> **What to work on**: Go through the listing and write out all of it exactly.

┌──

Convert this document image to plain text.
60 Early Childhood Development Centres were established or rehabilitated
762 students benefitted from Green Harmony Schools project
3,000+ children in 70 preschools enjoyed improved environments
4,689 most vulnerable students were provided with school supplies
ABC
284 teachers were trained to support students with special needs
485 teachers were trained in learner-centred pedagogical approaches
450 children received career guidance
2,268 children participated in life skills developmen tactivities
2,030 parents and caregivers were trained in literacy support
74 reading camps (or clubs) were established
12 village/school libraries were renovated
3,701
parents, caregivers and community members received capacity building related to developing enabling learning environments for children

└──

> **Solution**:
Convert this document image to plain text.
60 Early Childhood Development Centres were established or rehabilitated
762 students benefitted from Green Harmony Schools project
3,000+ children in 70 preschools enjoyed improved environments
4,689 most vulnerable students were provided with school supplies
ABC
284 teachers were trained to support students with special needs
485 teachers were trained in learner-centred pedagogical approaches
450 children received career guidance
2,268 children participated in life skills developmen tactivities
2,030 parents and caregivers were trained in literacy support
74 reading camps (or clubs) were established
12 village/school libraries were renovated
3,701
parents, caregivers and community members received capacity building related to developing enabling learning environments for children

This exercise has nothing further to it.